Could you copy out, word for word, the lines of the material below, beginning with the line that contains "List every element" and continuing through the line that contains "scale-bar-label: 50 pc (147, 340, 169, 349)"? Leave any pictures out of your copy.

# LISTED ENTRIES
%%

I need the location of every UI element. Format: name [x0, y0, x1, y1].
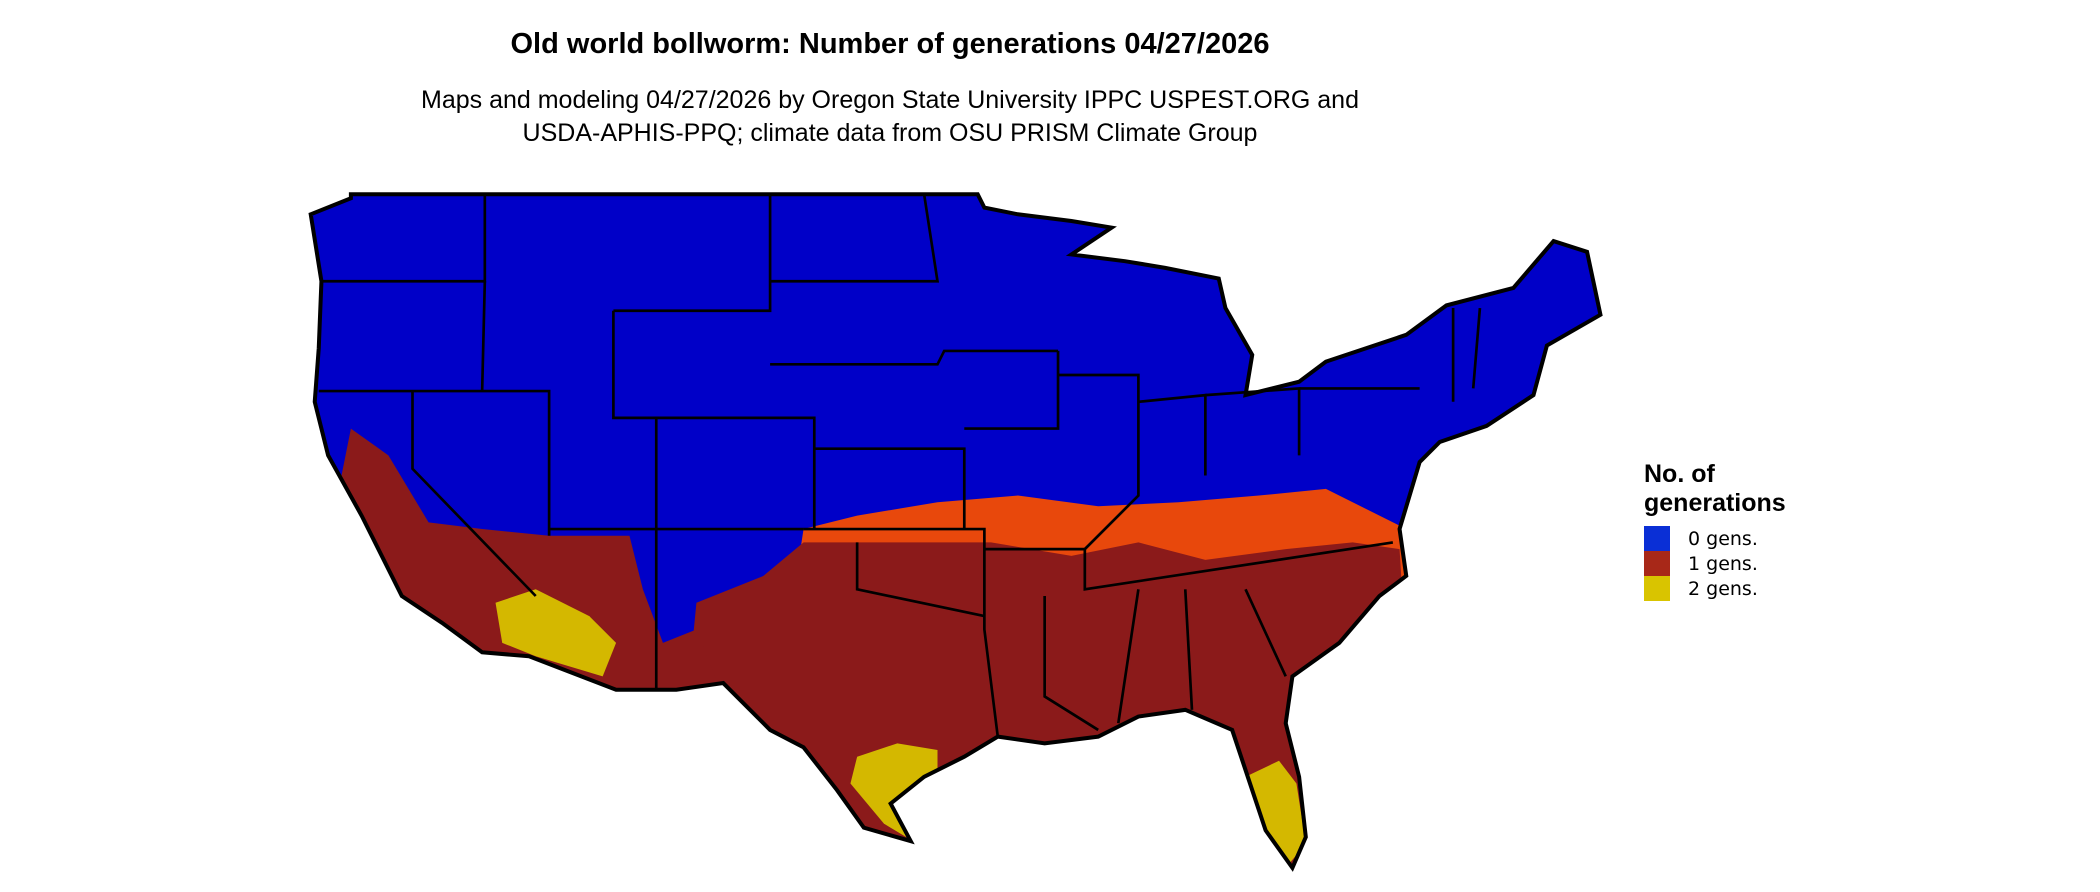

%%
%%

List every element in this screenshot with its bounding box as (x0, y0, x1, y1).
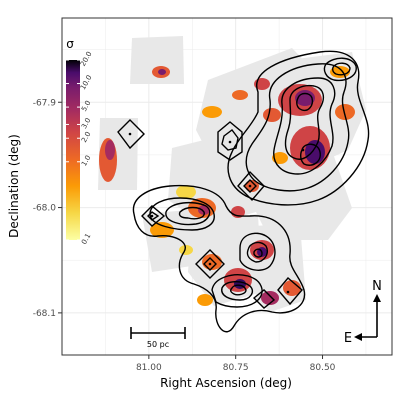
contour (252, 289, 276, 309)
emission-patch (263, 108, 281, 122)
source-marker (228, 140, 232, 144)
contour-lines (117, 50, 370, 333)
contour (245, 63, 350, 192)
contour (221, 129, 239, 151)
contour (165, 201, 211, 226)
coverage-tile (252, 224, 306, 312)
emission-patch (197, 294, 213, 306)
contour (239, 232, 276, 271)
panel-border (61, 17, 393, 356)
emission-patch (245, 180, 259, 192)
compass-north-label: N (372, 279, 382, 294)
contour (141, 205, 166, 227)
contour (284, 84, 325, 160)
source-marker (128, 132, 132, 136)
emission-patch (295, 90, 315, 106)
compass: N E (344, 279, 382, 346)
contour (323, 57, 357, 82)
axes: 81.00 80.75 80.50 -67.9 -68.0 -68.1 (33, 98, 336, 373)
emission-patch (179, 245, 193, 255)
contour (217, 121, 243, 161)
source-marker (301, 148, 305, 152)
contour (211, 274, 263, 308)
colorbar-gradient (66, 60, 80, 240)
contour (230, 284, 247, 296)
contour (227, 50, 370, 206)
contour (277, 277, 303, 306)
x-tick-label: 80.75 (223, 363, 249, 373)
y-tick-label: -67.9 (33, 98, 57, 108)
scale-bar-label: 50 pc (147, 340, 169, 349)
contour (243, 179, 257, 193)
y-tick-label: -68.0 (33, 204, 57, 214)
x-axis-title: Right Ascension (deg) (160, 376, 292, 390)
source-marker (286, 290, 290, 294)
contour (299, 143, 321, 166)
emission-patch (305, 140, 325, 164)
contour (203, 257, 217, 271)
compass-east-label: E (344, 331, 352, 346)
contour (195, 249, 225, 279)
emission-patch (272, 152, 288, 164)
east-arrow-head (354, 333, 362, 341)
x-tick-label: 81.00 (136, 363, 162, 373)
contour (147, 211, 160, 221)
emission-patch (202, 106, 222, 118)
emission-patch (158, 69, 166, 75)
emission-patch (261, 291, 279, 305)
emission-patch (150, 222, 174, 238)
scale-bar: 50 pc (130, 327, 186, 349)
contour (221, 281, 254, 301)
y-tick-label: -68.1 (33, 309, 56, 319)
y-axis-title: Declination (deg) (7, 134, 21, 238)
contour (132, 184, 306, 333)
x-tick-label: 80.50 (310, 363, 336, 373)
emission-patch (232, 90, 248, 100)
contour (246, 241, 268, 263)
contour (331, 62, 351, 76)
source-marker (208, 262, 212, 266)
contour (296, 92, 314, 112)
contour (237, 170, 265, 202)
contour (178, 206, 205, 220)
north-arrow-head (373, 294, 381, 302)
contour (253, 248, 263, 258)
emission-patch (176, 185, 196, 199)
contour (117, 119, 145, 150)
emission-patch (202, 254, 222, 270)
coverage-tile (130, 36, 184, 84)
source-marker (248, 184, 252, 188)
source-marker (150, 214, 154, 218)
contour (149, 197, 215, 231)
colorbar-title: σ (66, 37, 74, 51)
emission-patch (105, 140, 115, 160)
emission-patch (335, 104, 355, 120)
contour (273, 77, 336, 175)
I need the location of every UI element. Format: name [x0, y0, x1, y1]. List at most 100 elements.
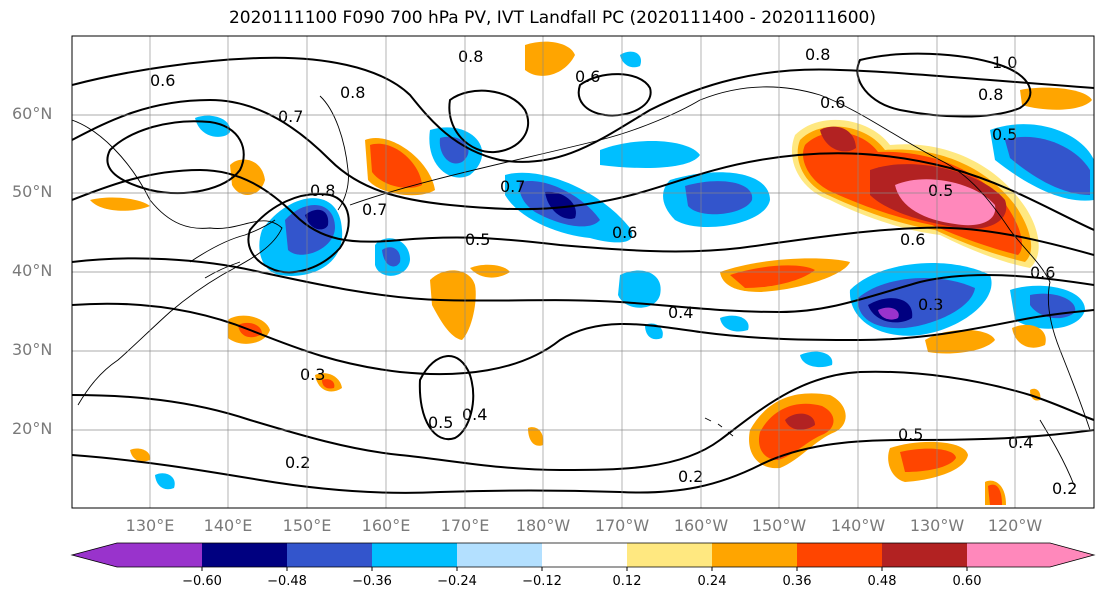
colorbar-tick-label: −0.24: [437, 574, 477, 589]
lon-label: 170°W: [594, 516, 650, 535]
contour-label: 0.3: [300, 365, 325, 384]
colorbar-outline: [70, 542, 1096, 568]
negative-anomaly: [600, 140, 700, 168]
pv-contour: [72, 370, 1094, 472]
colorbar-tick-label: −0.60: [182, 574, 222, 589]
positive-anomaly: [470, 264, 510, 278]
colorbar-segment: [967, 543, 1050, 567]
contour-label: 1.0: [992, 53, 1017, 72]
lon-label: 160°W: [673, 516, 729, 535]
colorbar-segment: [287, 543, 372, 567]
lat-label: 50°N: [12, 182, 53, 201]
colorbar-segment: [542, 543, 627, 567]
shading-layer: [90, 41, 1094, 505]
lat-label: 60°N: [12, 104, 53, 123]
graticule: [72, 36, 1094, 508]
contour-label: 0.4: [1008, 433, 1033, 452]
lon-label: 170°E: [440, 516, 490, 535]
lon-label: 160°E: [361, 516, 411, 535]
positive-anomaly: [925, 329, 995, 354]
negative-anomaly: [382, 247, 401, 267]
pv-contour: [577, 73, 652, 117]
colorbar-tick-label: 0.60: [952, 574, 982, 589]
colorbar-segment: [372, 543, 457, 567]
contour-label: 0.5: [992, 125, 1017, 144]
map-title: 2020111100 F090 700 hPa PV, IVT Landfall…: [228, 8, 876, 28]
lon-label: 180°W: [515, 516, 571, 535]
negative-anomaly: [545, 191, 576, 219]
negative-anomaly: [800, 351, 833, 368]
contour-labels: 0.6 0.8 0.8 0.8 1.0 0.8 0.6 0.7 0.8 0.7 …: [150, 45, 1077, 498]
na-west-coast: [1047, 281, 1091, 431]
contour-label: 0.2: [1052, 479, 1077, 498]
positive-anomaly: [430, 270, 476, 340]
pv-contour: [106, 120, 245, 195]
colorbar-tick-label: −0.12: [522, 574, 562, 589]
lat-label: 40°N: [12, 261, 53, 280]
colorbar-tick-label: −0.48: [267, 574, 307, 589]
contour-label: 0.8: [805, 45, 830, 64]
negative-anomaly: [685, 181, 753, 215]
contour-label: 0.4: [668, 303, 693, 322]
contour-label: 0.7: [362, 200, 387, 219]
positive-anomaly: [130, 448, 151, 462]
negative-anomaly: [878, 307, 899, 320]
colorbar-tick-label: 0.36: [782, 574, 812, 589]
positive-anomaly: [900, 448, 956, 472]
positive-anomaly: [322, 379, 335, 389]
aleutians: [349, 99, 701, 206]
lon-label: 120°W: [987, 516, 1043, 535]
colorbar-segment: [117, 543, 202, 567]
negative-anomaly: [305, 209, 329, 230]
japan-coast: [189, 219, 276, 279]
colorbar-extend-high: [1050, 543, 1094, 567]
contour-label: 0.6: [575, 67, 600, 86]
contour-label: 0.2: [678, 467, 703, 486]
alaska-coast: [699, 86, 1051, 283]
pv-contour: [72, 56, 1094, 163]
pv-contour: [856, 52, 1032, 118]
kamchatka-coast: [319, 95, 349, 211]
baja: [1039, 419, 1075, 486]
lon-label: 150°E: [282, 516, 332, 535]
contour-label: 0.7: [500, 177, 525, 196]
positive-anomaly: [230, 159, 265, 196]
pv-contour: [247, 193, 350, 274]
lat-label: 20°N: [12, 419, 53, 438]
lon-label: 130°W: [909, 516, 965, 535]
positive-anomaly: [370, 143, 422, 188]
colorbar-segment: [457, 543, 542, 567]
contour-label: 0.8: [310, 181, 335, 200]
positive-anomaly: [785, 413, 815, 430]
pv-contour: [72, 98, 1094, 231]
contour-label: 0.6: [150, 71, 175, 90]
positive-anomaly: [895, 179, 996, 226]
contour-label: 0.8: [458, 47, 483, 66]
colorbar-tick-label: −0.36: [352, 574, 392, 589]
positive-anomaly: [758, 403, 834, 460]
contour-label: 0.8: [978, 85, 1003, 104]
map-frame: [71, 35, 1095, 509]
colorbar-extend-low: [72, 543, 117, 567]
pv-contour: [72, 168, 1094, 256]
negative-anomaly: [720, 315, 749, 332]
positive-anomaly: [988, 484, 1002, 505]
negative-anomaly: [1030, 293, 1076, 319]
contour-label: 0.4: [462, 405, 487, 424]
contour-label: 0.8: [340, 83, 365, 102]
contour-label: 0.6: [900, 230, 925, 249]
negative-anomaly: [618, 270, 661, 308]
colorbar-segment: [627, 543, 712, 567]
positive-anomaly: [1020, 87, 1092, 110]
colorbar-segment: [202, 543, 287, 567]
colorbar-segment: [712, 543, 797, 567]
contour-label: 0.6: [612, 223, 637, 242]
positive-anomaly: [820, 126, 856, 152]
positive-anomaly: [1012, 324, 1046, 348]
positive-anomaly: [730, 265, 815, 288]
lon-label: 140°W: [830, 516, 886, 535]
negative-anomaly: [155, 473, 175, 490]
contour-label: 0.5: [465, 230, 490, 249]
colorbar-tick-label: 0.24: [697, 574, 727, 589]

%%

# RESPONSE TO THE EXERCISE
List every element in this screenshot with its bounding box as (x0, y0, x1, y1).
contour (252, 289, 276, 309)
emission-patch (263, 108, 281, 122)
source-marker (228, 140, 232, 144)
contour-lines (117, 50, 370, 333)
contour (245, 63, 350, 192)
contour (221, 129, 239, 151)
contour (165, 201, 211, 226)
coverage-tile (252, 224, 306, 312)
emission-patch (197, 294, 213, 306)
contour (239, 232, 276, 271)
panel-border (61, 17, 393, 356)
emission-patch (245, 180, 259, 192)
compass-north-label: N (372, 279, 382, 294)
contour (141, 205, 166, 227)
contour (284, 84, 325, 160)
source-marker (128, 132, 132, 136)
emission-patch (295, 90, 315, 106)
compass: N E (344, 279, 382, 346)
contour (323, 57, 357, 82)
axes: 81.00 80.75 80.50 -67.9 -68.0 -68.1 (33, 98, 336, 373)
emission-patch (179, 245, 193, 255)
contour (217, 121, 243, 161)
source-marker (301, 148, 305, 152)
contour (211, 274, 263, 308)
colorbar-gradient (66, 60, 80, 240)
contour (230, 284, 247, 296)
contour (227, 50, 370, 206)
contour (277, 277, 303, 306)
x-tick-label: 80.75 (223, 363, 249, 373)
y-tick-label: -67.9 (33, 98, 57, 108)
scale-bar-label: 50 pc (147, 340, 169, 349)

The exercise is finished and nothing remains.